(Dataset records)
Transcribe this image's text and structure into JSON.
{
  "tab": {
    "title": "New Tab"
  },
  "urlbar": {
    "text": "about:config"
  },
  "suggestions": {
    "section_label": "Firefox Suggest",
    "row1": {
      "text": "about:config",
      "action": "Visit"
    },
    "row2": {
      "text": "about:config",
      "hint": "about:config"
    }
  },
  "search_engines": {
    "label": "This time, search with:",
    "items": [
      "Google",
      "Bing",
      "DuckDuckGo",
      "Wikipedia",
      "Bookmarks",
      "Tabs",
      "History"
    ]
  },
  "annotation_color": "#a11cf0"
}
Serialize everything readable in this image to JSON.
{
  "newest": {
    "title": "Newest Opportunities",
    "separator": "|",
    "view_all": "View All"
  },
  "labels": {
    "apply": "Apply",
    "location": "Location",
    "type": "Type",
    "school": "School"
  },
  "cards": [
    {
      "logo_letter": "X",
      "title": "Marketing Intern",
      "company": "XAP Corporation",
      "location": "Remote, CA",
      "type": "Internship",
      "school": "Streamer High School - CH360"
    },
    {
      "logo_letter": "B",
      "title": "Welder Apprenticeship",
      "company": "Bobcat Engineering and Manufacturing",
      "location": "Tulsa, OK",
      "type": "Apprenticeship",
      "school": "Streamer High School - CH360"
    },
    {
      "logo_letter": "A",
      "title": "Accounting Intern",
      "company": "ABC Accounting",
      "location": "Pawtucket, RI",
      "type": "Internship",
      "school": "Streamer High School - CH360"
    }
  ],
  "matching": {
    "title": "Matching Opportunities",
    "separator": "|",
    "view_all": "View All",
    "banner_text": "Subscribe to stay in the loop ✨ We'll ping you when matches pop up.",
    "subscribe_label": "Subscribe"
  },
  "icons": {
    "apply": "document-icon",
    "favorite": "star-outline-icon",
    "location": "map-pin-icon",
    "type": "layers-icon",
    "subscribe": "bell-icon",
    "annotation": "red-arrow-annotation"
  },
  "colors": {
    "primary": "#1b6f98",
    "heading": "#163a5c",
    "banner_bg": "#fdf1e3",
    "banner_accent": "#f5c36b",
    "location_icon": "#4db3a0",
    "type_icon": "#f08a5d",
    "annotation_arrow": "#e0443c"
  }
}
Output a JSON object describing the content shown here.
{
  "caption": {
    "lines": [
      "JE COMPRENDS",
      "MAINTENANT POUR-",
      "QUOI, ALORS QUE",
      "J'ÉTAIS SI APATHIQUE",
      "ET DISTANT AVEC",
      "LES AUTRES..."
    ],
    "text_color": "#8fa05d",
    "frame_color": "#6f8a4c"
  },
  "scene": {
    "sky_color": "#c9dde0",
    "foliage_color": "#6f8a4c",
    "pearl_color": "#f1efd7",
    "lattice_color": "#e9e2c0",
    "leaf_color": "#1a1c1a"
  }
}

What needs to be done: The records above should all be quoted exactly, please.

Finished answer:
Transcribe this image's text and structure into JSON.
{
  "tab": {
    "title": "New Tab"
  },
  "urlbar": {
    "text": "about:config"
  },
  "suggestions": {
    "section_label": "Firefox Suggest",
    "row1": {
      "text": "about:config",
      "action": "Visit"
    },
    "row2": {
      "text": "about:config",
      "hint": "about:config"
    }
  },
  "search_engines": {
    "label": "This time, search with:",
    "items": [
      "Google",
      "Bing",
      "DuckDuckGo",
      "Wikipedia",
      "Bookmarks",
      "Tabs",
      "History"
    ]
  },
  "annotation_color": "#a11cf0"
}
Serialize everything readable in this image to JSON.
{
  "newest": {
    "title": "Newest Opportunities",
    "separator": "|",
    "view_all": "View All"
  },
  "labels": {
    "apply": "Apply",
    "location": "Location",
    "type": "Type",
    "school": "School"
  },
  "cards": [
    {
      "logo_letter": "X",
      "title": "Marketing Intern",
      "company": "XAP Corporation",
      "location": "Remote, CA",
      "type": "Internship",
      "school": "Streamer High School - CH360"
    },
    {
      "logo_letter": "B",
      "title": "Welder Apprenticeship",
      "company": "Bobcat Engineering and Manufacturing",
      "location": "Tulsa, OK",
      "type": "Apprenticeship",
      "school": "Streamer High School - CH360"
    },
    {
      "logo_letter": "A",
      "title": "Accounting Intern",
      "company": "ABC Accounting",
      "location": "Pawtucket, RI",
      "type": "Internship",
      "school": "Streamer High School - CH360"
    }
  ],
  "matching": {
    "title": "Matching Opportunities",
    "separator": "|",
    "view_all": "View All",
    "banner_text": "Subscribe to stay in the loop ✨ We'll ping you when matches pop up.",
    "subscribe_label": "Subscribe"
  },
  "icons": {
    "apply": "document-icon",
    "favorite": "star-outline-icon",
    "location": "map-pin-icon",
    "type": "layers-icon",
    "subscribe": "bell-icon",
    "annotation": "red-arrow-annotation"
  },
  "colors": {
    "primary": "#1b6f98",
    "heading": "#163a5c",
    "banner_bg": "#fdf1e3",
    "banner_accent": "#f5c36b",
    "location_icon": "#4db3a0",
    "type_icon": "#f08a5d",
    "annotation_arrow": "#e0443c"
  }
}
Output a JSON object describing the content shown here.
{
  "caption": {
    "lines": [
      "JE COMPRENDS",
      "MAINTENANT POUR-",
      "QUOI, ALORS QUE",
      "J'ÉTAIS SI APATHIQUE",
      "ET DISTANT AVEC",
      "LES AUTRES..."
    ],
    "text_color": "#8fa05d",
    "frame_color": "#6f8a4c"
  },
  "scene": {
    "sky_color": "#c9dde0",
    "foliage_color": "#6f8a4c",
    "pearl_color": "#f1efd7",
    "lattice_color": "#e9e2c0",
    "leaf_color": "#1a1c1a"
  }
}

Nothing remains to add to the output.